QUESTÕES E TAREFAS:
**1.** Na crítica sobre "Sal de Prata", qual atriz aparece no início do filme falando diretamente para a câmera?
**2.** Reproduza fielmente o trecho da crítica sobre "Sal de Prata" que vai de "Por isso o novo" até "de uma cunilíngua.".

--- TRECHO ORIGINAL ---

Sexo e cinema brigam com o didatismo

JOSÉ GERALDO COUTO
COLUNISTA DA FOLHA

Peço licença ao leitor para fazer uso da primeira pessoa e esclarecer logo de saída que sou amigo de Carlos Gerbase e admirador do seu cinema. (Sim, embora o crítico às vezes pareça emitir suas sentenças do alto de uma torre de sapiência, ele está sujeito a afeições e gostos pessoais que, se não comprometem, ao menos balizam o seu juízo.)
Por isso o novo filme de Gerbase, "Sal de Prata", me causou uma decepção que talvez não atinja outros espectadores.
O início é promissor: quase em close, falando diretamente para a câmera, a atriz Camila Pitanga, enquanto discorre sobre o prejuízo que uma censura 18 anos poderia causar ao filme, simula uma excitação sexual que pode ser proveniente de uma masturbação ou de uma cunilíngua.
Nesse plano magnífico está concentrado o melhor do cinema de Gerbase: a sensualidade perversa, o humor matreiro, o jogo ambíguo com a linguagem do cinema, em que o "fora do quadro" desempenha um papel tão importante quanto o que é mostrado.
Depois disso, porém, o diretor parece querer enquadrar as potencialidades subversivas de seu tema numa narrativa comportada, madura, de "bom gosto". O sexo e a discussão da natureza do cinema prosseguem, é verdade, mas subordinados a uma trama amorosa artificial, um tanto solene e pouco verossímil.

--- MATERIAL FORNECIDO ---

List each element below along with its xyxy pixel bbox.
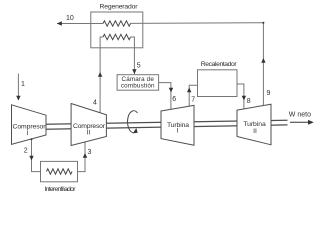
- wire state 8: reheater right down to turbine II inlet: [237, 84, 244, 109]
- svg-text:Interenfriador: Interenfriador: [45, 186, 77, 193]
- arrowhead state 3 (up): [83, 153, 87, 158]
- svg-text:3: 3: [88, 149, 92, 156]
- wire hot-side left to state 10 arrow: [57, 23, 103, 25]
- wire state 5: regenerator cold outlet down to combustor: [131, 37, 135, 74]
- combustion chamber box: [117, 75, 159, 91]
- svg-text:Turbina: Turbina: [243, 121, 266, 128]
- svg-text:2: 2: [24, 148, 28, 155]
- svg-text:1: 1: [21, 81, 25, 88]
- svg-text:4: 4: [93, 100, 97, 107]
- regenerator box: [91, 12, 143, 48]
- wire state 2: compressor I down to intercooler: [32, 139, 41, 172]
- node junction dot at state 2 tap: [31, 138, 33, 140]
- wire state 6: combustor right to turbine I inlet: [159, 83, 171, 110]
- wire hot-side right, across top, down to turbine II: [131, 23, 264, 106]
- turbine II body: [237, 104, 271, 145]
- svg-text:combustión: combustión: [121, 82, 155, 89]
- svg-text:Recalentador: Recalentador: [201, 61, 238, 68]
- svg-text:W neto: W neto: [289, 112, 311, 119]
- shaft line upper (slightly sloped, continuous under bodies): [46, 120, 288, 124]
- svg-text:5: 5: [137, 62, 141, 69]
- svg-text:8: 8: [247, 98, 251, 105]
- svg-text:9: 9: [267, 90, 271, 97]
- arrowhead state 5 (down): [132, 69, 136, 74]
- arrowhead state 2 (down): [29, 156, 33, 161]
- shaft line lower: [46, 125, 288, 129]
- svg-text:7: 7: [191, 97, 195, 104]
- arrowhead rotation arc (up): [133, 128, 138, 133]
- turbine I body: [161, 105, 194, 145]
- svg-text:II: II: [253, 128, 257, 135]
- svg-text:I: I: [177, 127, 179, 134]
- arrowhead state 4 (up): [98, 72, 102, 77]
- intercooler box: [41, 161, 78, 181]
- svg-text:10: 10: [66, 15, 74, 22]
- node junction dot at top-right corner: [262, 22, 264, 24]
- heat-exchanger zigzag regenerator cold side: [103, 34, 131, 39]
- wire state 4: compressor II top up to regenerator cold inlet: [100, 37, 103, 113]
- heat-exchanger zigzag intercooler: [47, 169, 73, 174]
- arrowhead state 6 (down): [169, 88, 173, 93]
- compressor I body: [12, 105, 47, 145]
- wire state 1: air inlet down into compressor I: [17, 74, 19, 100]
- arrowhead W neto (right): [308, 120, 314, 125]
- compressor II body: [71, 104, 106, 146]
- shaft rotation arc: [128, 111, 138, 133]
- svg-text:I: I: [27, 130, 29, 137]
- arrowhead state 8 (down): [242, 96, 246, 101]
- svg-text:II: II: [87, 130, 91, 137]
- arrowhead state 10 (left): [57, 21, 62, 25]
- wire state 3: intercooler up to compressor II: [78, 142, 86, 172]
- svg-text:Regenerador: Regenerador: [100, 3, 139, 10]
- W neto arrow shaft: [290, 121, 311, 123]
- svg-text:6: 6: [172, 96, 176, 103]
- heat-exchanger zigzag regenerator hot side: [103, 21, 131, 26]
- reheater box: [198, 70, 238, 97]
- svg-text:Compresor: Compresor: [13, 123, 47, 130]
- arrowhead state 1 (down): [16, 96, 20, 101]
- wire state 7: turbine I exit up to reheater: [189, 85, 197, 106]
- arrowhead state 9 (up): [261, 58, 265, 63]
- arrowhead state 7 (up): [187, 88, 191, 93]
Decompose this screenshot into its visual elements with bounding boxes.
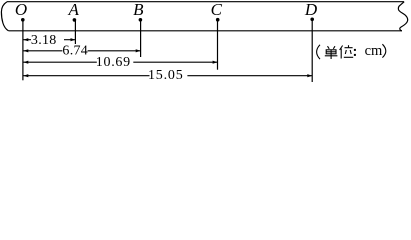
svg-text:A: A [68,0,80,19]
extension line below C [217,20,219,70]
svg-text:C: C [211,0,223,19]
svg-text:3.18: 3.18 [31,33,57,48]
dimension O-D line right piece with arrow [187,74,312,77]
svg-text:O: O [15,0,27,19]
dimension O-A line right piece with arrow [64,38,75,41]
point B dot [139,18,143,22]
extension line below A [74,20,76,44]
svg-text:10.69: 10.69 [96,55,131,70]
point D dot [310,18,314,22]
extension line below O [22,20,24,80]
svg-text:15.05: 15.05 [148,68,184,83]
unit note close paren [382,44,385,57]
svg-text:cm: cm [365,43,383,59]
unit note fullwidth colon [354,49,356,56]
extension line below B [140,20,142,57]
svg-text:D: D [304,0,318,19]
tape bottom edge [9,30,403,32]
dimension O-B line left piece with arrow [23,49,62,52]
tape torn left edge [1,2,8,31]
dimension O-B line right piece with arrow [88,49,141,52]
tape top edge [7,1,404,3]
tape torn right edge [398,2,407,31]
point C dot [216,18,220,22]
dimension O-C line left piece with arrow [23,61,96,64]
unit note open paren [317,45,320,59]
unit note hanzi dan (single) [325,46,338,59]
extension line below D [311,20,313,82]
dimension O-D line left piece with arrow [23,74,149,77]
point A dot [73,18,77,22]
svg-text:B: B [133,0,144,19]
svg-text:6.74: 6.74 [62,43,88,58]
unit note hanzi wei (position) [340,45,354,58]
dimension O-A line left piece with arrow [23,38,31,41]
point O dot [21,18,25,22]
dimension O-C line right piece with arrow [133,61,217,64]
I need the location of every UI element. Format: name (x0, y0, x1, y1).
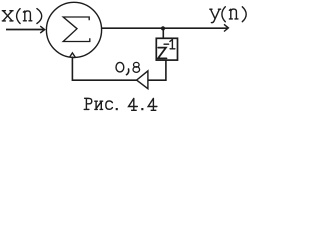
node 1 of exponent (170, 40, 175, 49)
node caption Ris. 4.4 (84, 98, 157, 110)
node minus of exponent (164, 43, 169, 45)
node x(n) input label (2, 9, 41, 24)
node z glyph in box (158, 48, 167, 59)
node y(n) output label (210, 7, 246, 23)
node junction dot (161, 26, 165, 30)
op-amp summator circle (46, 2, 101, 57)
wire input line (6, 29, 44, 31)
wire input arrowhead (40, 26, 45, 33)
wire output line (102, 27, 228, 29)
wire delay box to gain triangle (149, 60, 166, 80)
wire output arrowhead (224, 24, 228, 31)
wire feedback arrowhead (70, 53, 76, 57)
wire feedback line to summator (72, 57, 136, 81)
wire junction to delay box (162, 29, 164, 39)
node sigma symbol (63, 17, 90, 42)
node gain value label 0,8 (116, 62, 140, 74)
transistor gain triangle (137, 71, 148, 89)
block z^-1 delay box (156, 38, 177, 60)
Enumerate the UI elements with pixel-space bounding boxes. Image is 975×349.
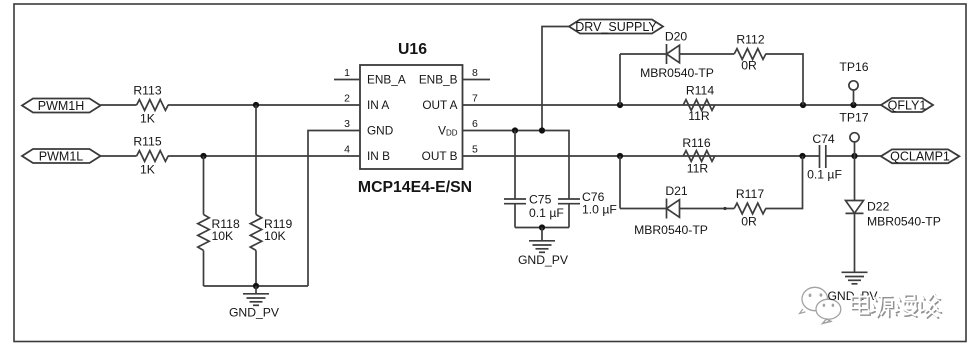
svg-text:ENB_B: ENB_B bbox=[419, 73, 458, 87]
svg-text:IN A: IN A bbox=[367, 98, 389, 112]
resistor R119 bbox=[250, 215, 261, 251]
ground GND_PV left bbox=[243, 286, 269, 305]
junction small D21 R117 bbox=[723, 207, 726, 210]
wire R119 top lead bbox=[255, 105, 257, 215]
wire C76 bottom lead bbox=[568, 204, 570, 228]
wire DRV_SUPPLY to VDD bbox=[542, 27, 569, 131]
wire R112 loop right riser bbox=[765, 54, 803, 105]
svg-text:R116: R116 bbox=[682, 136, 710, 150]
svg-text:R113: R113 bbox=[133, 83, 161, 97]
svg-text:IN B: IN B bbox=[367, 149, 390, 163]
svg-text:GND_PV: GND_PV bbox=[229, 306, 280, 320]
svg-text:4: 4 bbox=[344, 144, 350, 156]
svg-text:2: 2 bbox=[344, 93, 350, 105]
ground GND_PV middle bbox=[529, 228, 555, 253]
wire D21 to R117 bbox=[680, 208, 735, 210]
wire R119 bottom lead bbox=[255, 250, 257, 286]
wire D20 loop left riser bbox=[619, 54, 621, 105]
junction VDD C75 bbox=[512, 127, 518, 133]
resistor R116 bbox=[683, 151, 715, 162]
svg-text:C75: C75 bbox=[529, 193, 552, 207]
svg-text:DRV_SUPPLY: DRV_SUPPLY bbox=[575, 20, 657, 34]
svg-text:QCLAMP1: QCLAMP1 bbox=[890, 150, 950, 164]
capacitor C76 bbox=[558, 199, 580, 204]
svg-text:PWM1H: PWM1H bbox=[38, 99, 85, 113]
svg-text:QFLY1: QFLY1 bbox=[888, 98, 927, 112]
svg-text:C74: C74 bbox=[812, 132, 835, 146]
diode D22 bbox=[846, 201, 864, 214]
svg-text:1K: 1K bbox=[140, 112, 155, 126]
svg-text:GND_PV: GND_PV bbox=[518, 253, 569, 267]
svg-text:3: 3 bbox=[344, 118, 350, 130]
watermark logo bubbles bbox=[802, 287, 841, 323]
resistor R115 bbox=[137, 151, 169, 162]
resistor R112 bbox=[734, 49, 766, 60]
svg-text:0R: 0R bbox=[741, 214, 757, 228]
test point TP16 bbox=[849, 81, 858, 90]
pin 8 stub ENB_B bbox=[463, 79, 491, 81]
svg-text:D22: D22 bbox=[867, 200, 890, 214]
port QFLY1 bbox=[881, 98, 933, 112]
svg-text:0.1 µF: 0.1 µF bbox=[529, 206, 564, 220]
capacitor C74 bbox=[820, 145, 826, 168]
svg-text:D21: D21 bbox=[665, 184, 688, 198]
wire TP16 stem bbox=[853, 90, 855, 105]
wire cap ground rail bbox=[515, 227, 569, 229]
svg-text:11R: 11R bbox=[688, 109, 710, 123]
svg-text:D20: D20 bbox=[665, 30, 688, 44]
wire PWM1H to R113 bbox=[101, 104, 137, 106]
wire pin 3 GND down bbox=[308, 131, 360, 287]
svg-text:R115: R115 bbox=[133, 134, 161, 148]
junction ground rail bbox=[253, 283, 259, 289]
diode D21 bbox=[667, 199, 680, 219]
svg-text:PWM1L: PWM1L bbox=[39, 149, 84, 163]
op-amp U16 body bbox=[360, 65, 463, 169]
junction C74 TP17 D22 bbox=[851, 153, 857, 159]
wire pin 7 OUT A row bbox=[463, 104, 882, 106]
svg-text:1.0 µF: 1.0 µF bbox=[582, 203, 617, 217]
svg-text:R112: R112 bbox=[736, 32, 764, 46]
svg-text:10K: 10K bbox=[212, 229, 234, 243]
wire pin 5 OUT B row bbox=[463, 155, 820, 157]
svg-text:R114: R114 bbox=[686, 84, 714, 98]
wire R118 top lead bbox=[203, 156, 205, 215]
test point TP17 bbox=[850, 133, 859, 142]
junction OUT A TP16 bbox=[850, 102, 856, 108]
port QCLAMP1 bbox=[881, 149, 960, 163]
svg-text:7: 7 bbox=[472, 93, 478, 105]
svg-text:10K: 10K bbox=[264, 229, 286, 243]
wire D21 row left bbox=[620, 208, 667, 210]
svg-text:5: 5 bbox=[472, 144, 478, 156]
wire R118 bottom lead bbox=[203, 250, 205, 286]
wire D22 to ground bbox=[854, 213, 856, 272]
pin 1 stub ENB_A bbox=[334, 79, 360, 81]
junction cap ground rail bbox=[539, 224, 545, 230]
wire C74 to QCLAMP1 bbox=[826, 155, 881, 157]
wire R115 to pin 4 IN B bbox=[168, 155, 360, 157]
svg-text:8: 8 bbox=[472, 67, 478, 79]
svg-text:R117: R117 bbox=[736, 187, 764, 201]
resistor R118 bbox=[198, 215, 209, 251]
port DRV_SUPPLY bbox=[569, 20, 663, 34]
svg-text:11R: 11R bbox=[687, 161, 709, 175]
svg-text:OUT A: OUT A bbox=[422, 98, 457, 112]
svg-text:MCP14E4-E/SN: MCP14E4-E/SN bbox=[358, 179, 472, 196]
junction OUT A to R112 loop right bbox=[800, 102, 806, 108]
wire ground rail R118-R119 bbox=[204, 285, 309, 287]
junction OUT A to D20 loop left bbox=[617, 102, 623, 108]
svg-text:GND: GND bbox=[367, 124, 393, 138]
svg-text:0R: 0R bbox=[741, 58, 757, 72]
svg-text:6: 6 bbox=[472, 118, 478, 130]
resistor R114 bbox=[683, 100, 715, 111]
wire D21 loop left riser bbox=[619, 156, 621, 209]
port PWM1H bbox=[22, 99, 101, 113]
wire C75 top lead bbox=[514, 131, 516, 200]
svg-text:OUT B: OUT B bbox=[422, 149, 458, 163]
svg-text:MBR0540-TP: MBR0540-TP bbox=[867, 215, 941, 229]
port PWM1L bbox=[22, 149, 101, 163]
svg-text:MBR0540-TP: MBR0540-TP bbox=[640, 66, 714, 80]
diode D20 bbox=[667, 44, 680, 64]
wire C75 bottom lead bbox=[514, 204, 516, 228]
junction OUT B to R117 loop right bbox=[799, 153, 805, 159]
svg-text:TP17: TP17 bbox=[839, 111, 868, 125]
wire pin 6 VDD row bbox=[463, 131, 570, 200]
junction R119 top on PWM1H net bbox=[253, 102, 259, 108]
junction R118 top on PWM1L net bbox=[200, 153, 206, 159]
svg-text:U16: U16 bbox=[398, 41, 427, 58]
svg-text:1: 1 bbox=[344, 67, 350, 79]
svg-text:ENB_A: ENB_A bbox=[367, 73, 406, 87]
resistor R117 bbox=[734, 203, 766, 214]
wire R117 loop right riser bbox=[765, 156, 802, 209]
svg-text:0.1 µF: 0.1 µF bbox=[807, 168, 842, 182]
wire R113 to pin 2 IN A bbox=[168, 104, 360, 106]
wire D22 top lead bbox=[854, 156, 856, 201]
svg-text:TP16: TP16 bbox=[839, 60, 868, 74]
ground GND_PV right bbox=[842, 272, 868, 284]
capacitor C75 bbox=[504, 199, 526, 204]
wire D20 row left bbox=[620, 53, 667, 55]
junction OUT B to D21 loop left bbox=[617, 153, 623, 159]
junction VDD supply bbox=[539, 127, 545, 133]
watermark text dian yuan man tan bbox=[852, 293, 942, 318]
svg-text:MBR0540-TP: MBR0540-TP bbox=[634, 223, 708, 237]
wire D20 to R112 bbox=[680, 53, 735, 55]
svg-text:1K: 1K bbox=[140, 163, 155, 177]
resistor R113 bbox=[137, 100, 169, 111]
wire PWM1L to R115 bbox=[101, 155, 137, 157]
wire TP17 stem bbox=[854, 142, 856, 156]
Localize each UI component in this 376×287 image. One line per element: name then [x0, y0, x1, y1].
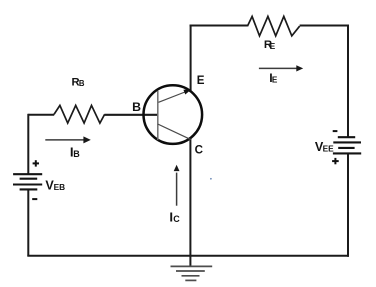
svg-text:E: E — [270, 41, 276, 51]
svg-text:EB: EB — [54, 182, 66, 192]
svg-text:EE: EE — [323, 143, 335, 153]
svg-text:C: C — [173, 214, 180, 224]
svg-text:E: E — [197, 74, 205, 87]
svg-text:E: E — [272, 75, 278, 84]
svg-text:B: B — [132, 100, 141, 114]
svg-text:B: B — [73, 149, 80, 159]
svg-text:B: B — [79, 79, 85, 88]
svg-text:C: C — [195, 143, 204, 156]
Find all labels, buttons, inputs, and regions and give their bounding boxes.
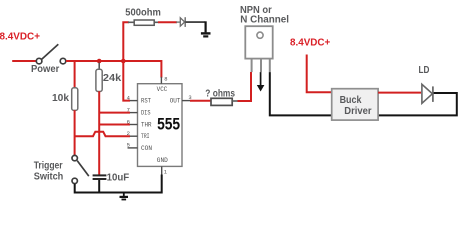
wire: bottom ground bus — [75, 175, 162, 193]
wire: ? ohms to transistor gate — [238, 72, 252, 101]
lead: into 500ohm — [128, 21, 134, 23]
svg-text:DIS: DIS — [141, 110, 151, 117]
svg-text:Switch: Switch — [34, 171, 64, 183]
svg-text:500ohm: 500ohm — [125, 6, 161, 18]
resistor R3 24k — [96, 69, 121, 91]
buck driver module — [332, 89, 378, 120]
wire: left supply feed — [12, 60, 36, 62]
svg-text:Power: Power — [31, 63, 59, 75]
svg-text:Driver: Driver — [344, 105, 371, 117]
svg-text:OUT: OUT — [170, 98, 181, 105]
wire: OUT pin to ? ohms — [190, 100, 212, 102]
pin 2 stub TRI — [127, 130, 138, 137]
svg-text:GND: GND — [157, 157, 168, 164]
svg-text:6: 6 — [127, 118, 130, 125]
svg-text:2: 2 — [127, 130, 130, 137]
svg-text:LD: LD — [419, 64, 430, 76]
wire: Q1 drain to bottom return bus to LD cathode — [270, 72, 457, 115]
wire: buck driver to LD anode — [378, 92, 421, 94]
resistor R2 10k — [52, 88, 78, 111]
svg-text:THR: THR — [141, 122, 152, 129]
pin 1 stub GND — [162, 166, 168, 175]
pin 7 stub DIS — [127, 106, 138, 113]
svg-text:10k: 10k — [52, 92, 69, 104]
transistor Q1 NPN / N-channel TO-220 — [240, 4, 289, 72]
svg-text:1: 1 — [164, 168, 168, 175]
op-amp U1 555 timer body — [138, 84, 183, 167]
pin 4 stub RST — [127, 94, 138, 101]
lead: ? ohms right — [232, 100, 238, 102]
wire: main power rail then down to VCC pin — [66, 61, 161, 78]
svg-text:CON: CON — [141, 145, 152, 152]
pin 5 stub CON (unconnected) — [127, 142, 138, 149]
wire: 24k bottom down to capacitor top plate — [98, 91, 100, 174]
lead: rail to 24k top — [98, 63, 100, 70]
svg-text:VCC: VCC — [157, 86, 168, 93]
wire: DIS from cap line — [99, 112, 130, 114]
capacitor C1 10uF — [93, 172, 130, 184]
laser diode LD — [419, 64, 433, 103]
node junction dot A — [97, 59, 102, 64]
svg-text:5: 5 — [127, 142, 130, 149]
svg-text:7: 7 — [127, 106, 130, 113]
resistor R1 500ohm — [125, 6, 161, 25]
wire: rail down to 10k — [74, 61, 76, 88]
svg-text:? ohms: ? ohms — [205, 87, 235, 99]
svg-text:10uF: 10uF — [107, 172, 130, 184]
svg-text:555: 555 — [157, 115, 180, 134]
wire: RST feed from rail junction B — [123, 61, 130, 101]
svg-text:8.4VDC+: 8.4VDC+ — [290, 37, 330, 49]
pin 3 stub OUT — [182, 94, 192, 101]
wire: THR from cap line — [99, 124, 130, 126]
svg-text:N Channel: N Channel — [240, 13, 289, 25]
wire: diode to ground G1 — [186, 21, 206, 23]
pin 6 stub THR — [127, 118, 138, 125]
pin 8 stub VCC — [161, 76, 167, 84]
svg-text:8.4VDC+: 8.4VDC+ — [0, 30, 40, 42]
svg-text:8: 8 — [164, 76, 167, 83]
svg-text:TRI: TRI — [141, 133, 150, 140]
wire: TRI from trigger line with hop over cap line — [75, 132, 130, 137]
lead + wire: 500ohm to diode — [154, 21, 158, 23]
ground G1 — [201, 33, 211, 36]
switch S2 trigger — [34, 155, 89, 183]
wire: right supply into buck driver — [307, 55, 332, 93]
svg-text:24k: 24k — [103, 72, 121, 84]
resistor R4 ? ohms — [205, 87, 235, 105]
ground G2 — [120, 194, 129, 200]
switch S1 Power — [31, 44, 66, 75]
wire: 10k bottom down to trigger switch — [74, 110, 76, 155]
ground arrow on Q1 source pin — [257, 72, 265, 91]
node junction dot B — [121, 59, 126, 64]
wire: capacitor bottom to ground bus — [98, 180, 100, 193]
wire: junction B up to 500ohm — [123, 22, 129, 61]
svg-text:RST: RST — [141, 98, 151, 105]
diode D1 — [176, 17, 185, 27]
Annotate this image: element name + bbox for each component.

---

RESULTADOS:
**1.** Camila Pitanga.

**2.**
Por isso o novo filme de Gerbase, "Sal de Prata", me causou uma decepção que talvez não atinja outros espectadores.
O início é promissor: quase em close, falando diretamente para a câmera, a atriz Camila Pitanga, enquanto discorre sobre o prejuízo que uma censura 18 anos poderia causar ao filme, simula uma excitação sexual que pode ser proveniente de uma masturbação ou de uma cunilíngua.